[WRITTEN TASK]: In the listing below, count each line containing "utrudniających" and answer with the count only.

[DATA PROVIDED]:
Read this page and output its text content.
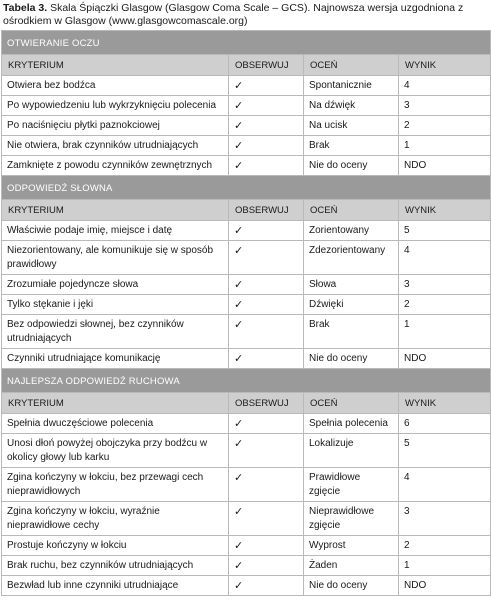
Tabela 3. Skala Śpiączki Glasgow (Glasgow Coma Scale – GCS). Najnowsza wersja uzgodniona z ośrodkiem w Glasgow (www.glasgowcomascale.org)
OTWIERANIE OCZU			
KRYTERIUM	OBSERWUJ	OCEŃ	WYNIK
Otwiera bez bodźca	✓	Spontanicznie	4
Po wypowiedzeniu lub wykrzyknięciu polecenia	✓	Na dźwięk	3
Po naciśnięciu płytki paznokciowej	✓	Na ucisk	2
Nie otwiera, brak czynników utrudniających	✓	Brak	1
Zamknięte z powodu czynników zewnętrznych	✓	Nie do oceny	NDO
ODPOWIEDŹ SŁOWNA			
KRYTERIUM	OBSERWUJ	OCEŃ	WYNIK
Właściwie podaje imię, miejsce i datę	✓	Zorientowany	5
Niezorientowany, ale komunikuje się w sposób prawidłowy	✓	Zdezorientowany	4
Zrozumiałe pojedyncze słowa	✓	Słowa	3
Tylko stękanie i jęki	✓	Dźwięki	2
Bez odpowiedzi słownej, bez czynników utrudniających	✓	Brak	1
Czynniki utrudniające komunikację	✓	Nie do oceny	NDO
NAJLEPSZA ODPOWIEDŹ RUCHOWA			
KRYTERIUM	OBSERWUJ	OCEŃ	WYNIK
Spełnia dwuczęściowe polecenia	✓	Spełnia polecenia	6
Unosi dłoń powyżej obojczyka przy bodźcu w okolicy głowy lub karku	✓	Lokalizuje	5
Zgina kończyny w łokciu, bez przewagi cech nieprawidłowych	✓	Prawidłowe zgięcie	4
Zgina kończyny w łokciu, wyraźnie nieprawidłowe cechy	✓	Nieprawidłowe zgięcie	3
Prostuje kończyny w łokciu	✓	Wyprost	2
Brak ruchu, bez czynników utrudniających	✓	Żaden	1
Bezwład lub inne czynniki utrudniające	✓	Nie do oceny	NDO
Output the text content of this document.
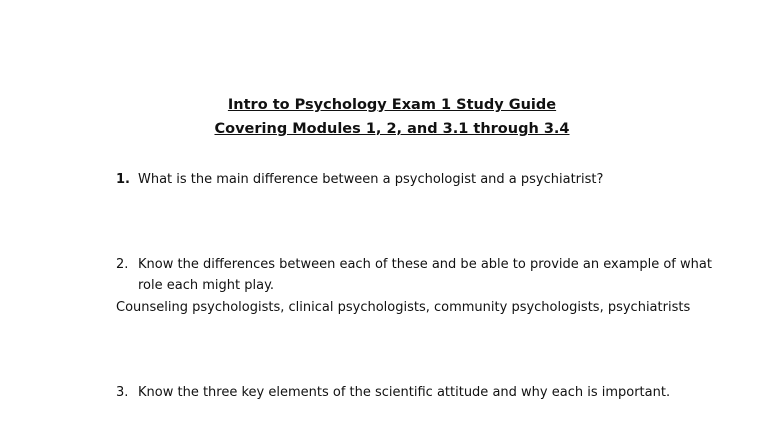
Intro to Psychology Exam 1 Study Guide
Covering Modules 1, 2, and 3.1 through 3.4
1. What is the main difference between a psychologist and a psychiatrist?
2. Know the differences between each of these and be able to provide an example of what role each might play.
Counseling psychologists, clinical psychologists, community psychologists, psychiatrists
3. Know the three key elements of the scientific attitude and why each is important.
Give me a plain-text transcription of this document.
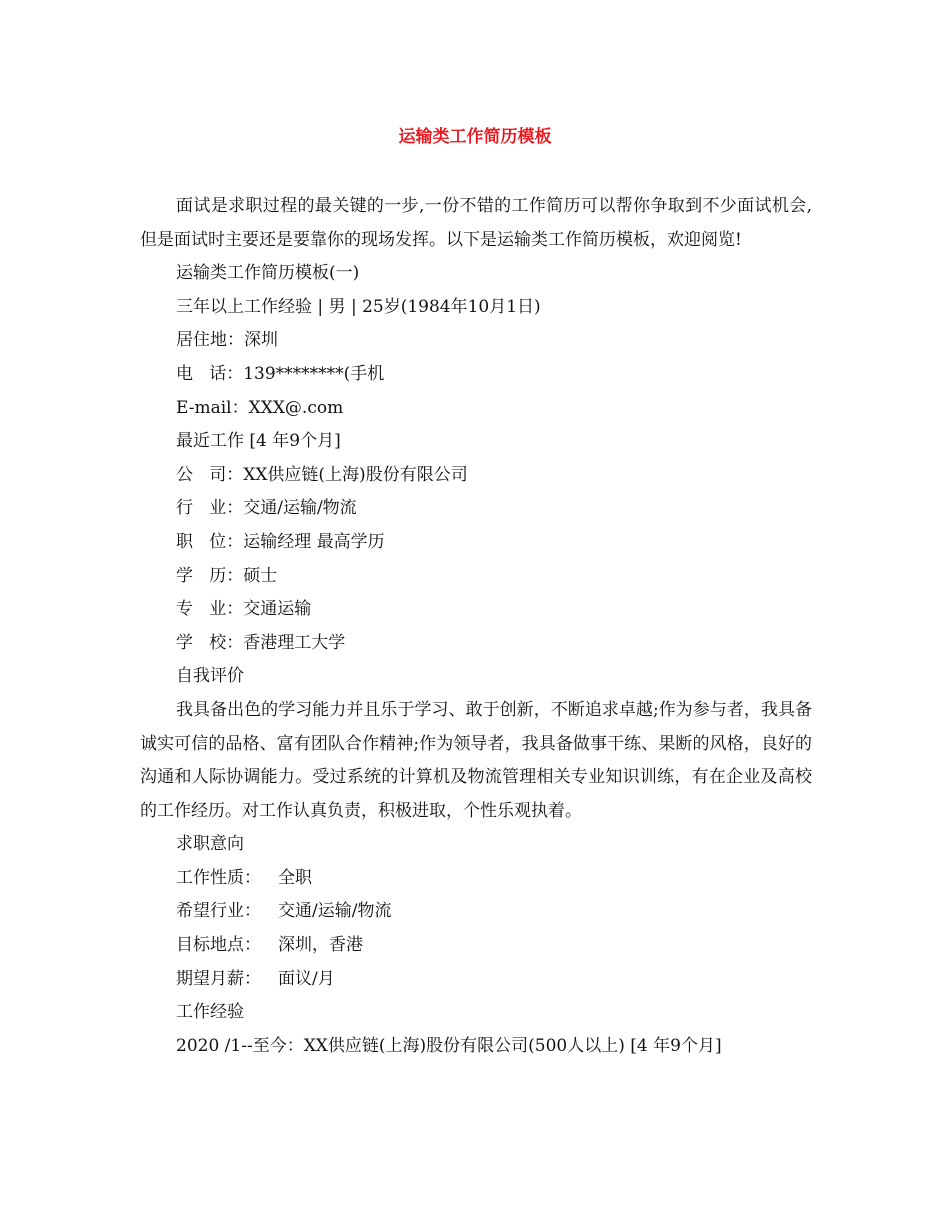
运输类工作简历模板

面试是求职过程的最关键的一步,一份不错的工作简历可以帮你争取到不少面试机会,但是面试时主要还是要靠你的现场发挥。以下是运输类工作简历模板，欢迎阅览!

运输类工作简历模板(一)

三年以上工作经验 | 男 | 25岁(1984年10月1日)

居住地：深圳

电 话：139********(手机

E-mail：XXX@.com

最近工作 [4 年9个月]

公 司：XX供应链(上海)股份有限公司

行 业：交通/运输/物流

职 位：运输经理 最高学历

学 历：硕士

专 业：交通运输

学 校：香港理工大学

自我评价

我具备出色的学习能力并且乐于学习、敢于创新，不断追求卓越;作为参与者，我具备诚实可信的品格、富有团队合作精神;作为领导者，我具备做事干练、果断的风格，良好的沟通和人际协调能力。受过系统的计算机及物流管理相关专业知识训练，有在企业及高校的工作经历。对工作认真负责，积极进取，个性乐观执着。

求职意向

工作性质： 全职

希望行业： 交通/运输/物流

目标地点： 深圳，香港

期望月薪： 面议/月

工作经验

2020 /1--至今：XX供应链(上海)股份有限公司(500人以上) [4 年9个月]
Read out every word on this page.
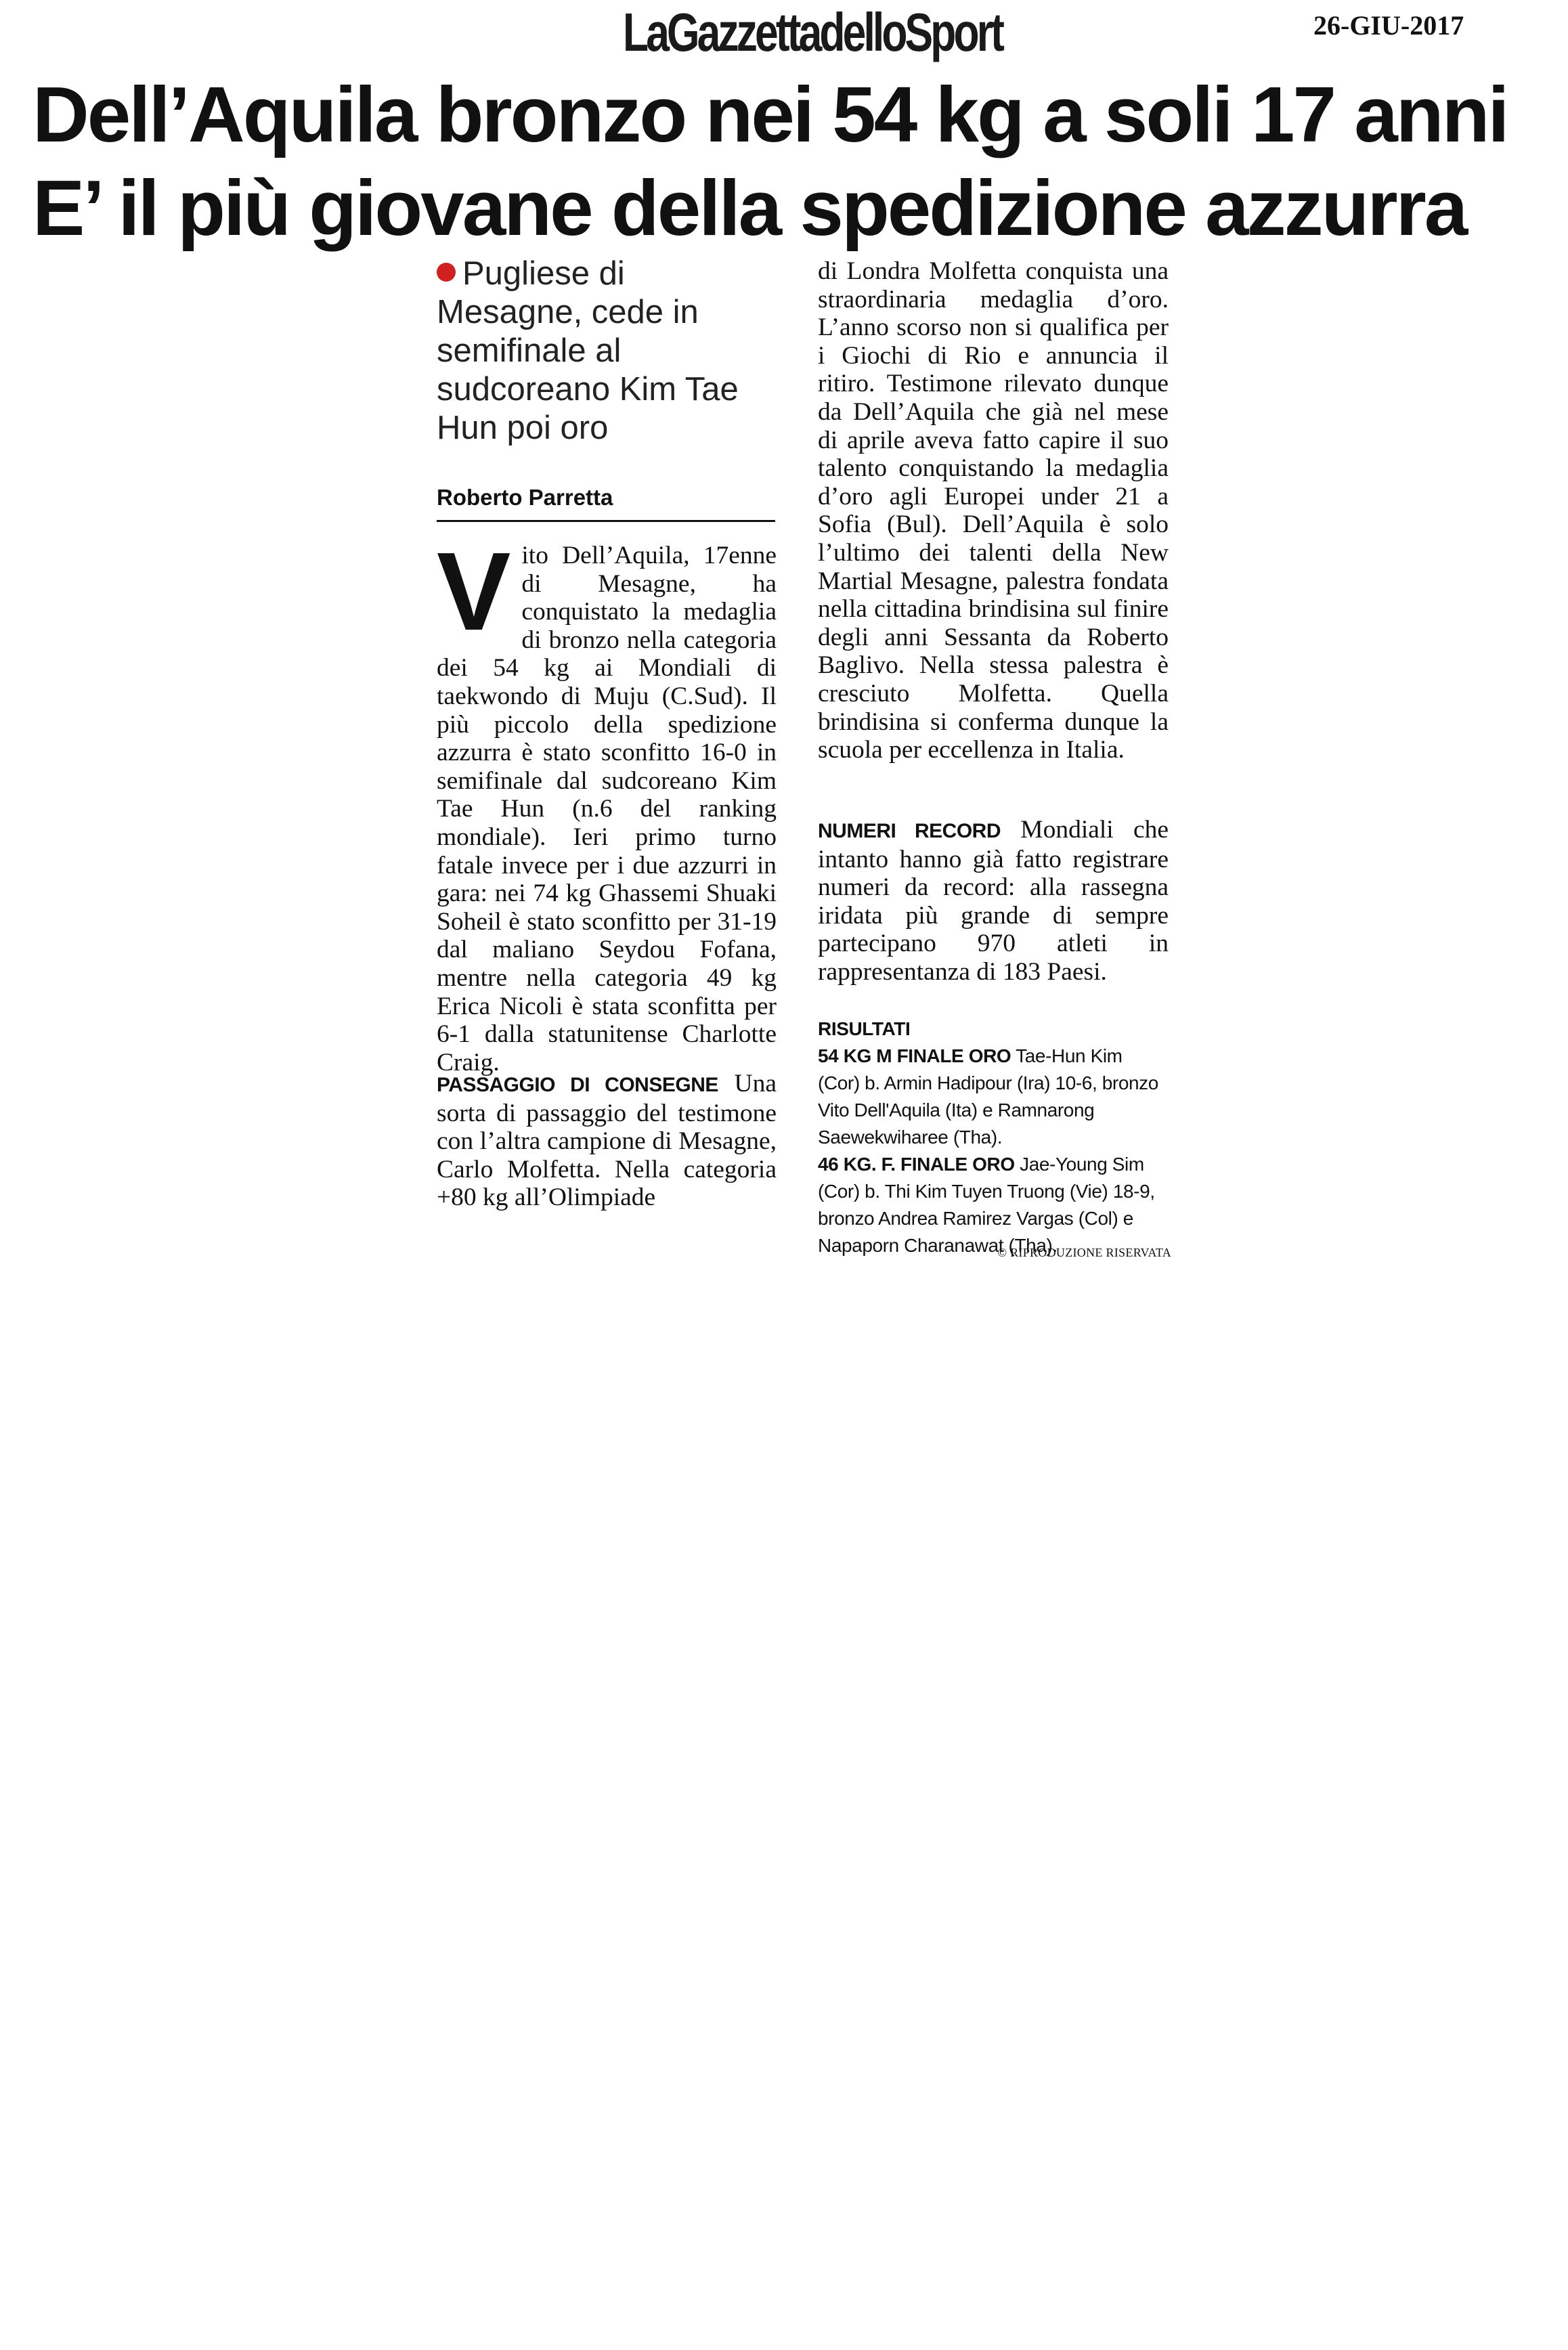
LaGazzettadelloSport	26-GIU-2017
Dell’Aquila bronzo nei 54 kg a soli 17 anni
E’ il più giovane della spedizione azzurra
Pugliese di Mesagne, cede in semifinale al sudcoreano Kim Tae Hun poi oro
Roberto Parretta
Vito Dell’Aquila, 17enne di Mesagne, ha conquistato la medaglia di bronzo nella categoria dei 54 kg ai Mondiali di taekwondo di Muju (C.Sud). Il più piccolo della spedizione azzurra è stato sconfitto 16-0 in semifinale dal sudcoreano Kim Tae Hun (n.6 del ranking mondiale). Ieri primo turno fatale invece per i due azzurri in gara: nei 74 kg Ghassemi Shuaki Soheil è stato sconfitto per 31-19 dal maliano Seydou Fofana, mentre nella categoria 49 kg Erica Nicoli è stata sconfitta per 6-1 dalla statunitense Charlotte Craig.
PASSAGGIO DI CONSEGNE Una sorta di passaggio del testimone con l’altra campione di Mesagne, Carlo Molfetta. Nella categoria +80 kg all’Olimpiade
di Londra Molfetta conquista una straordinaria medaglia d’oro. L’anno scorso non si qualifica per i Giochi di Rio e annuncia il ritiro. Testimone rilevato dunque da Dell’Aquila che già nel mese di aprile aveva fatto capire il suo talento conquistando la medaglia d’oro agli Europei under 21 a Sofia (Bul). Dell’Aquila è solo l’ultimo dei talenti della New Martial Mesagne, palestra fondata nella cittadina brindisina sul finire degli anni Sessanta da Roberto Baglivo. Nella stessa palestra è cresciuto Molfetta. Quella brindisina si conferma dunque la scuola per eccellenza in Italia.
NUMERI RECORD Mondiali che intanto hanno già fatto registrare numeri da record: alla rassegna iridata più grande di sempre partecipano 970 atleti in rappresentanza di 183 Paesi.
RISULTATI
54 KG M FINALE ORO Tae-Hun Kim (Cor) b. Armin Hadipour (Ira) 10-6, bronzo Vito Dell'Aquila (Ita) e Ramnarong Saewekwiharee (Tha).
46 KG. F. FINALE ORO Jae-Young Sim (Cor) b. Thi Kim Tuyen Truong (Vie) 18-9, bronzo Andrea Ramirez Vargas (Col) e Napaporn Charanawat (Tha).
© RIPRODUZIONE RISERVATA
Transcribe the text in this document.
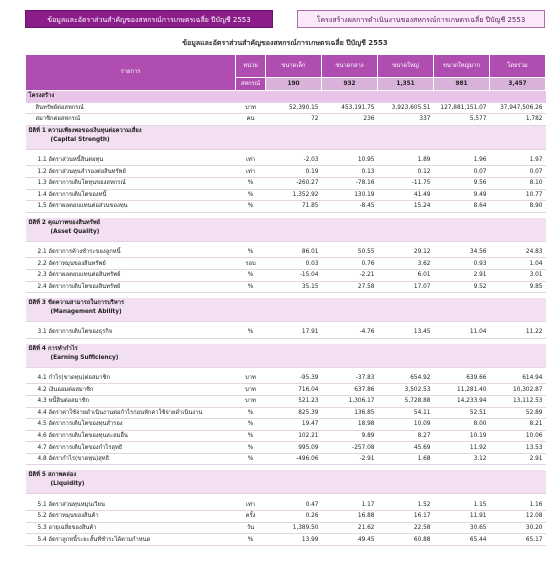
ข้อมูลและอัตราส่วนสำคัญของสหกรณ์การเกษตรเฉลี่ย ปีบัญชี 2553	โครงสร้างผลการดำเนินงานของสหกรณ์การเกษตรเฉลี่ย ปีบัญชี 2553
ข้อมูลและอัตราส่วนสำคัญของสหกรณ์การเกษตรเฉลี่ย ปีบัญชี 2553
รายการ	หน่วย	ขนาดเล็ก	ขนาดกลาง	ขนาดใหญ่	ขนาดใหญ่มาก	โดยรวม
	สหกรณ์	190	932	1,351	981	3,457
โครงสร้าง						
สินทรัพย์ต่อสหกรณ์	บาท	52,390.15	453,191.75	3,923,605.51	127,881,151.07	37,947,506.26
สมาชิกต่อสหกรณ์	คน	72	236	337	5,577	1,782

มิติที่ 1 ความเพียงพอของเงินทุนต่อความเสี่ยง
(Capital Strength)						

1.1 อัตราส่วนหนี้สินต่อทุน	เท่า	-2.03	10.95	1.89	1.96	1.97
1.2 อัตราส่วนทุนสำรองต่อสินทรัพย์	เท่า	0.19	0.13	0.12	0.07	0.07
1.3 อัตราการเติบโตทุนของสหกรณ์	%	-260.27	-78.16	-11.75	9.56	8.10
1.4 อัตราการเติบโตของหนี้	%	1,352.92	130.19	41.49	9.49	10.77
1.5 อัตราผลตอบแทนต่อส่วนของทุน	%	71.85	-8.45	15.24	8.64	8.90

มิติที่ 2 คุณภาพของสินทรัพย์
(Asset Quality)						

2.1 อัตราการค้างชำระของลูกหนี้	%	86.01	50.55	29.12	34.56	24.83
2.2 อัตราหมุนของสินทรัพย์	รอบ	0.03	0.76	3.62	0.93	1.04
2.3 อัตราผลตอบแทนต่อสินทรัพย์	%	-15.04	-2.21	6.01	2.91	3.01
2.4 อัตราการเติบโตของสินทรัพย์	%	35.15	27.58	17.07	9.52	9.85

มิติที่ 3 ขีดความสามารถในการบริหาร
(Management Ability)						

3.1 อัตราการเติบโตของธุรกิจ	%	17.91	-4.76	13.45	11.04	11.22

มิติที่ 4 การทำกำไร
(Earning Sufficiency)						

4.1 กำไร(ขาดทุน)ต่อสมาชิก	บาท	-95.39	-37.83	654.92	639.66	614.94
4.2 เงินออมต่อสมาชิก	บาท	716.04	637.86	3,502.53	11,281.40	10,302.87
4.3 หนี้สินต่อสมาชิก	บาท	521.23	1,306.17	5,728.88	14,233.94	13,112.53
4.4 อัตราค่าใช้จ่ายดำเนินงานต่อกำไรก่อนหักค่าใช้จ่ายดำเนินงาน	%	825.39	136.85	54.11	52.51	52.89
4.5 อัตราการเติบโตของทุนสำรอง	%	19.47	18.98	10.09	8.00	8.21
4.6 อัตราการเติบโตของทุนสะสมอื่น	%	102.21	9.89	8.27	10.19	10.06
4.7 อัตราการเติบโตของกำไรสุทธิ	%	995.09	-257.08	45.69	11.92	13.53
4.8 อัตรากำไร(ขาดทุน)สุทธิ	%	-496.06	-2.91	1.68	3.12	2.91

มิติที่ 5 สภาพคล่อง
(Liquidity)						

5.1 อัตราส่วนทุนหมุนเวียน	เท่า	0.47	1.17	1.52	1.15	1.16
5.2 อัตราหมุนของสินค้า	ครั้ง	0.26	16.88	16.17	11.91	12.08
5.3 อายุเฉลี่ยของสินค้า	วัน	1,389.50	21.62	22.58	30.65	30.20
5.4 อัตราลูกหนี้ระยะสั้นที่ชำระได้ตามกำหนด	%	13.99	49.45	60.88	65.44	65.17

[OUTPUT OF THE EXERCISE]: 3